- **Dataset content**
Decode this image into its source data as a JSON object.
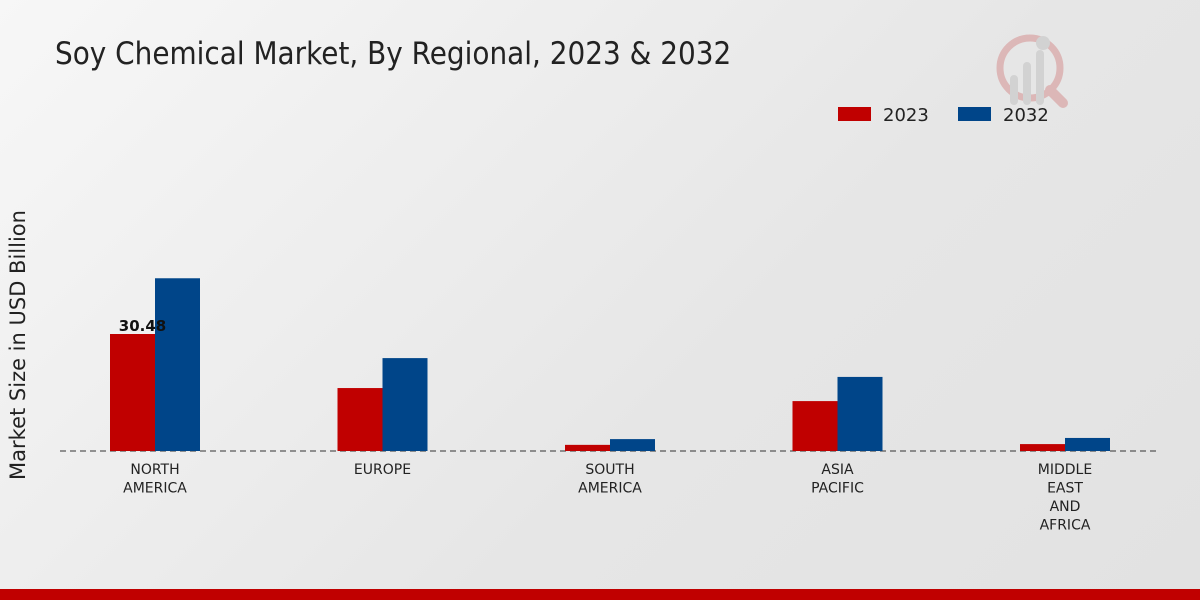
{
  "chart_data": {
    "type": "bar",
    "title": "Soy Chemical Market, By Regional, 2023 & 2032",
    "xlabel": "",
    "ylabel": "Market Size in USD Billion",
    "categories": [
      [
        "NORTH",
        "AMERICA"
      ],
      [
        "EUROPE"
      ],
      [
        "SOUTH",
        "AMERICA"
      ],
      [
        "ASIA",
        "PACIFIC"
      ],
      [
        "MIDDLE",
        "EAST",
        "AND",
        "AFRICA"
      ]
    ],
    "series": [
      {
        "name": "2023",
        "color": "#c00000",
        "values": [
          30.48,
          16.4,
          1.6,
          13.0,
          1.8
        ]
      },
      {
        "name": "2032",
        "color": "#004589",
        "values": [
          45.0,
          24.2,
          3.1,
          19.3,
          3.4
        ]
      }
    ],
    "data_labels": [
      {
        "series": 0,
        "index": 0,
        "text": "30.48"
      }
    ],
    "ylim": [
      0,
      50
    ],
    "legend": "top-right",
    "grid": false
  }
}
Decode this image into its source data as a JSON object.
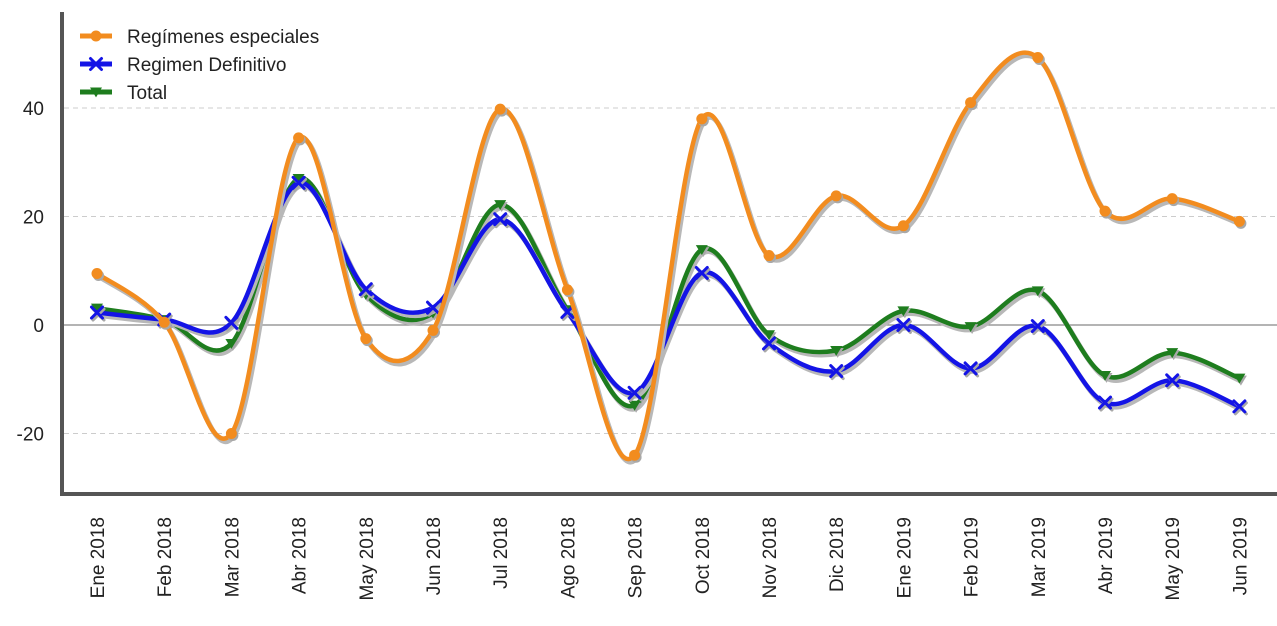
{
  "chart_data": {
    "type": "line",
    "categories": [
      "Ene 2018",
      "Feb 2018",
      "Mar 2018",
      "Abr 2018",
      "May 2018",
      "Jun 2018",
      "Jul 2018",
      "Ago 2018",
      "Sep 2018",
      "Oct 2018",
      "Nov 2018",
      "Dic 2018",
      "Ene 2019",
      "Feb 2019",
      "Mar 2019",
      "Abr 2019",
      "May 2019",
      "Jun 2019"
    ],
    "series": [
      {
        "name": "Regímenes especiales",
        "color": "#f28c1f",
        "marker": "circle",
        "values": [
          9.5,
          0.5,
          -20.0,
          34.5,
          -2.5,
          -1.0,
          39.8,
          6.5,
          -24.0,
          38.0,
          12.8,
          23.8,
          18.3,
          41.0,
          49.3,
          21.0,
          23.3,
          19.1
        ]
      },
      {
        "name": "Regimen Definitivo",
        "color": "#1414e6",
        "marker": "x",
        "values": [
          2.3,
          1.0,
          0.4,
          26.2,
          6.6,
          3.2,
          19.5,
          2.4,
          -12.5,
          9.6,
          -3.4,
          -8.5,
          0.0,
          -8.0,
          -0.2,
          -14.3,
          -10.2,
          -15.0
        ]
      },
      {
        "name": "Total",
        "color": "#1e7d1e",
        "marker": "triangle-down",
        "values": [
          3.1,
          1.0,
          -3.4,
          27.0,
          5.6,
          2.2,
          22.2,
          2.8,
          -14.8,
          13.9,
          -1.8,
          -4.7,
          2.6,
          -0.3,
          6.3,
          -9.3,
          -5.1,
          -9.8
        ]
      }
    ],
    "yticks": [
      "-20",
      "0",
      "20",
      "40"
    ],
    "ylim": [
      -31,
      58
    ],
    "grid": true,
    "legend_position": "top-left",
    "colors": {
      "axis": "#555555",
      "grid": "#cccccc",
      "zero_line": "#888888"
    }
  }
}
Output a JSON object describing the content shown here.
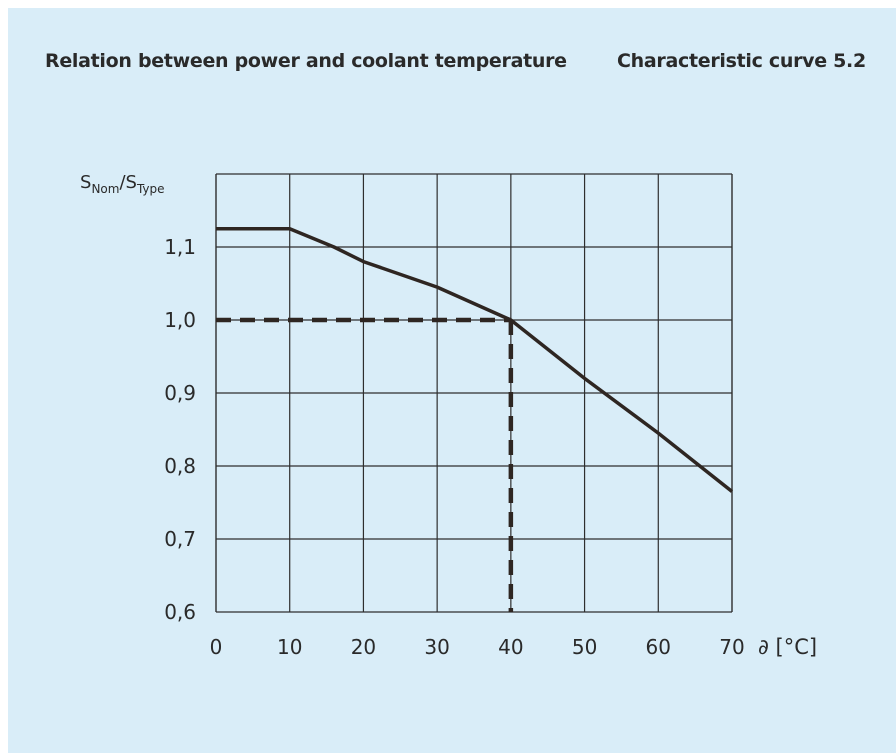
{
  "header": {
    "title": "Relation between power and coolant temperature",
    "figure_label": "Characteristic curve 5.2"
  },
  "colors": {
    "background": "#d9edf8",
    "grid": "#2e2e2e",
    "curve": "#2e2622",
    "text": "#2a2a2a"
  },
  "chart_data": {
    "type": "line",
    "title": "Relation between power and coolant temperature",
    "subtitle": "Characteristic curve 5.2",
    "ylabel": {
      "base1": "S",
      "sub1": "Nom",
      "sep": "/",
      "base2": "S",
      "sub2": "Type"
    },
    "xlabel": "∂ [°C]",
    "xlim": [
      0,
      70
    ],
    "ylim": [
      0.6,
      1.2
    ],
    "grid": true,
    "x_ticks": [
      "0",
      "10",
      "20",
      "30",
      "40",
      "50",
      "60",
      "70"
    ],
    "y_ticks": [
      {
        "value": 0.6,
        "label": "0,6"
      },
      {
        "value": 0.7,
        "label": "0,7"
      },
      {
        "value": 0.8,
        "label": "0,8"
      },
      {
        "value": 0.9,
        "label": "0,9"
      },
      {
        "value": 1.0,
        "label": "1,0"
      },
      {
        "value": 1.1,
        "label": "1,1"
      }
    ],
    "series": [
      {
        "x": [
          0,
          10,
          16,
          20,
          30,
          40,
          50,
          60,
          70
        ],
        "y": [
          1.125,
          1.125,
          1.1,
          1.08,
          1.045,
          1.0,
          0.92,
          0.845,
          0.765
        ]
      }
    ],
    "reference": {
      "x": 40,
      "y": 1.0,
      "style": "dashed"
    }
  }
}
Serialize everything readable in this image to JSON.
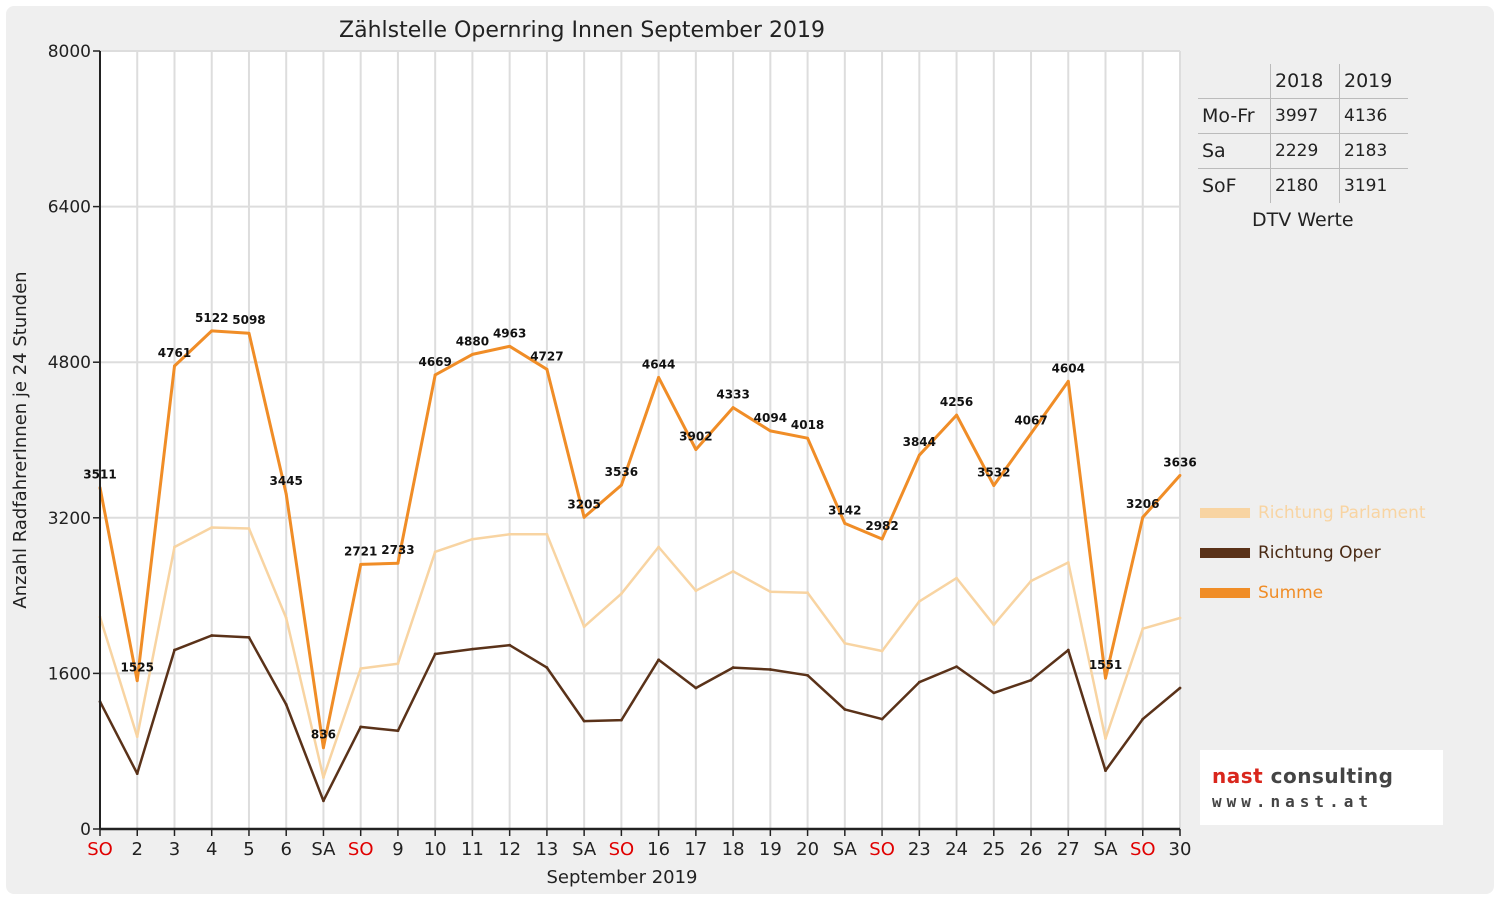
{
  "chart_data": {
    "type": "line",
    "title": "Zählstelle Opernring Innen September 2019",
    "xlabel": "September 2019",
    "ylabel": "Anzahl RadfahrerInnen je 24 Stunden",
    "ylim": [
      0,
      8000
    ],
    "yticks": [
      0,
      1600,
      3200,
      4800,
      6400,
      8000
    ],
    "grid": true,
    "legend_position": "right",
    "categories": [
      "SO",
      "2",
      "3",
      "4",
      "5",
      "6",
      "SA",
      "SO",
      "9",
      "10",
      "11",
      "12",
      "13",
      "SA",
      "SO",
      "16",
      "17",
      "18",
      "19",
      "20",
      "SA",
      "SO",
      "23",
      "24",
      "25",
      "26",
      "27",
      "SA",
      "SO",
      "30"
    ],
    "weekend_categories": [
      0,
      7,
      14,
      21,
      28
    ],
    "series": [
      {
        "name": "Richtung Parlament",
        "color": "#f8d4a2",
        "values": [
          2180,
          950,
          2900,
          3100,
          3090,
          2170,
          530,
          1650,
          1700,
          2850,
          2980,
          3030,
          3030,
          2080,
          2420,
          2900,
          2450,
          2650,
          2440,
          2430,
          1910,
          1830,
          2340,
          2580,
          2100,
          2550,
          2740,
          930,
          2060,
          2170
        ]
      },
      {
        "name": "Richtung Oper",
        "color": "#5a3219",
        "values": [
          1310,
          570,
          1840,
          1990,
          1970,
          1280,
          290,
          1050,
          1010,
          1800,
          1850,
          1890,
          1660,
          1110,
          1120,
          1740,
          1450,
          1660,
          1640,
          1580,
          1230,
          1130,
          1510,
          1670,
          1400,
          1530,
          1840,
          600,
          1130,
          1450
        ]
      },
      {
        "name": "Summe",
        "color": "#f08d27",
        "values": [
          3511,
          1525,
          4761,
          5122,
          5098,
          3445,
          836,
          2721,
          2733,
          4669,
          4880,
          4963,
          4727,
          3205,
          3536,
          4644,
          3902,
          4333,
          4094,
          4018,
          3142,
          2982,
          3844,
          4256,
          3532,
          4067,
          4604,
          1551,
          3206,
          3636
        ],
        "data_labels": true
      }
    ]
  },
  "dtv_table": {
    "headers": [
      "",
      "2018",
      "2019"
    ],
    "rows": [
      {
        "label": "Mo-Fr",
        "v2018": "3997",
        "v2019": "4136"
      },
      {
        "label": "Sa",
        "v2018": "2229",
        "v2019": "2183"
      },
      {
        "label": "SoF",
        "v2018": "2180",
        "v2019": "3191"
      }
    ],
    "caption": "DTV Werte"
  },
  "logo": {
    "line1_a": "nast",
    "line1_b": "consulting",
    "line2": "www.nast.at"
  },
  "colors": {
    "axis": "#222222",
    "grid": "#dddddd",
    "weekend_label": "#e00000"
  }
}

- **The problem**
Pictures are to be left out; all else in the entries above is to be quoted exactly.

- **Expected output**
Decode this image into its source data as a JSON object.
{
  "chart_data": {
    "type": "bar",
    "title": "Soy Chemical Market, By Regional, 2023 & 2032",
    "xlabel": "",
    "ylabel": "Market Size in USD Billion",
    "categories": [
      [
        "NORTH",
        "AMERICA"
      ],
      [
        "EUROPE"
      ],
      [
        "SOUTH",
        "AMERICA"
      ],
      [
        "ASIA",
        "PACIFIC"
      ],
      [
        "MIDDLE",
        "EAST",
        "AND",
        "AFRICA"
      ]
    ],
    "series": [
      {
        "name": "2023",
        "color": "#c00000",
        "values": [
          30.48,
          16.4,
          1.6,
          13.0,
          1.8
        ]
      },
      {
        "name": "2032",
        "color": "#004589",
        "values": [
          45.0,
          24.2,
          3.1,
          19.3,
          3.4
        ]
      }
    ],
    "data_labels": [
      {
        "series": 0,
        "index": 0,
        "text": "30.48"
      }
    ],
    "ylim": [
      0,
      50
    ],
    "legend": "top-right",
    "grid": false
  }
}
Decode this image into its source data as a JSON object.
{
  "chart_data": {
    "type": "line",
    "categories": [
      "Ene 2018",
      "Feb 2018",
      "Mar 2018",
      "Abr 2018",
      "May 2018",
      "Jun 2018",
      "Jul 2018",
      "Ago 2018",
      "Sep 2018",
      "Oct 2018",
      "Nov 2018",
      "Dic 2018",
      "Ene 2019",
      "Feb 2019",
      "Mar 2019",
      "Abr 2019",
      "May 2019",
      "Jun 2019"
    ],
    "series": [
      {
        "name": "Regímenes especiales",
        "color": "#f28c1f",
        "marker": "circle",
        "values": [
          9.5,
          0.5,
          -20.0,
          34.5,
          -2.5,
          -1.0,
          39.8,
          6.5,
          -24.0,
          38.0,
          12.8,
          23.8,
          18.3,
          41.0,
          49.3,
          21.0,
          23.3,
          19.1
        ]
      },
      {
        "name": "Regimen Definitivo",
        "color": "#1414e6",
        "marker": "x",
        "values": [
          2.3,
          1.0,
          0.4,
          26.2,
          6.6,
          3.2,
          19.5,
          2.4,
          -12.5,
          9.6,
          -3.4,
          -8.5,
          0.0,
          -8.0,
          -0.2,
          -14.3,
          -10.2,
          -15.0
        ]
      },
      {
        "name": "Total",
        "color": "#1e7d1e",
        "marker": "triangle-down",
        "values": [
          3.1,
          1.0,
          -3.4,
          27.0,
          5.6,
          2.2,
          22.2,
          2.8,
          -14.8,
          13.9,
          -1.8,
          -4.7,
          2.6,
          -0.3,
          6.3,
          -9.3,
          -5.1,
          -9.8
        ]
      }
    ],
    "yticks": [
      "-20",
      "0",
      "20",
      "40"
    ],
    "ylim": [
      -31,
      58
    ],
    "grid": true,
    "legend_position": "top-left",
    "colors": {
      "axis": "#555555",
      "grid": "#cccccc",
      "zero_line": "#888888"
    }
  }
}
Output a JSON object describing the content shown here.
{
  "header": {
    "title": "Relation between power and coolant temperature",
    "figure_label": "Characteristic curve 5.2"
  },
  "colors": {
    "background": "#d9edf8",
    "grid": "#2e2e2e",
    "curve": "#2e2622",
    "text": "#2a2a2a"
  },
  "chart_data": {
    "type": "line",
    "title": "Relation between power and coolant temperature",
    "subtitle": "Characteristic curve 5.2",
    "ylabel": {
      "base1": "S",
      "sub1": "Nom",
      "sep": "/",
      "base2": "S",
      "sub2": "Type"
    },
    "xlabel": "∂ [°C]",
    "xlim": [
      0,
      70
    ],
    "ylim": [
      0.6,
      1.2
    ],
    "grid": true,
    "x_ticks": [
      "0",
      "10",
      "20",
      "30",
      "40",
      "50",
      "60",
      "70"
    ],
    "y_ticks": [
      {
        "value": 0.6,
        "label": "0,6"
      },
      {
        "value": 0.7,
        "label": "0,7"
      },
      {
        "value": 0.8,
        "label": "0,8"
      },
      {
        "value": 0.9,
        "label": "0,9"
      },
      {
        "value": 1.0,
        "label": "1,0"
      },
      {
        "value": 1.1,
        "label": "1,1"
      }
    ],
    "series": [
      {
        "x": [
          0,
          10,
          16,
          20,
          30,
          40,
          50,
          60,
          70
        ],
        "y": [
          1.125,
          1.125,
          1.1,
          1.08,
          1.045,
          1.0,
          0.92,
          0.845,
          0.765
        ]
      }
    ],
    "reference": {
      "x": 40,
      "y": 1.0,
      "style": "dashed"
    }
  }
}
Serialize everything readable in this image to JSON.
{
  "chart_data": {
    "type": "line",
    "title": "Zählstelle Opernring Innen September 2019",
    "xlabel": "September 2019",
    "ylabel": "Anzahl RadfahrerInnen je 24 Stunden",
    "ylim": [
      0,
      8000
    ],
    "yticks": [
      0,
      1600,
      3200,
      4800,
      6400,
      8000
    ],
    "grid": true,
    "legend_position": "right",
    "categories": [
      "SO",
      "2",
      "3",
      "4",
      "5",
      "6",
      "SA",
      "SO",
      "9",
      "10",
      "11",
      "12",
      "13",
      "SA",
      "SO",
      "16",
      "17",
      "18",
      "19",
      "20",
      "SA",
      "SO",
      "23",
      "24",
      "25",
      "26",
      "27",
      "SA",
      "SO",
      "30"
    ],
    "weekend_categories": [
      0,
      7,
      14,
      21,
      28
    ],
    "series": [
      {
        "name": "Richtung Parlament",
        "color": "#f8d4a2",
        "values": [
          2180,
          950,
          2900,
          3100,
          3090,
          2170,
          530,
          1650,
          1700,
          2850,
          2980,
          3030,
          3030,
          2080,
          2420,
          2900,
          2450,
          2650,
          2440,
          2430,
          1910,
          1830,
          2340,
          2580,
          2100,
          2550,
          2740,
          930,
          2060,
          2170
        ]
      },
      {
        "name": "Richtung Oper",
        "color": "#5a3219",
        "values": [
          1310,
          570,
          1840,
          1990,
          1970,
          1280,
          290,
          1050,
          1010,
          1800,
          1850,
          1890,
          1660,
          1110,
          1120,
          1740,
          1450,
          1660,
          1640,
          1580,
          1230,
          1130,
          1510,
          1670,
          1400,
          1530,
          1840,
          600,
          1130,
          1450
        ]
      },
      {
        "name": "Summe",
        "color": "#f08d27",
        "values": [
          3511,
          1525,
          4761,
          5122,
          5098,
          3445,
          836,
          2721,
          2733,
          4669,
          4880,
          4963,
          4727,
          3205,
          3536,
          4644,
          3902,
          4333,
          4094,
          4018,
          3142,
          2982,
          3844,
          4256,
          3532,
          4067,
          4604,
          1551,
          3206,
          3636
        ],
        "data_labels": true
      }
    ]
  },
  "dtv_table": {
    "headers": [
      "",
      "2018",
      "2019"
    ],
    "rows": [
      {
        "label": "Mo-Fr",
        "v2018": "3997",
        "v2019": "4136"
      },
      {
        "label": "Sa",
        "v2018": "2229",
        "v2019": "2183"
      },
      {
        "label": "SoF",
        "v2018": "2180",
        "v2019": "3191"
      }
    ],
    "caption": "DTV Werte"
  },
  "logo": {
    "line1_a": "nast",
    "line1_b": "consulting",
    "line2": "www.nast.at"
  },
  "colors": {
    "axis": "#222222",
    "grid": "#dddddd",
    "weekend_label": "#e00000"
  }
}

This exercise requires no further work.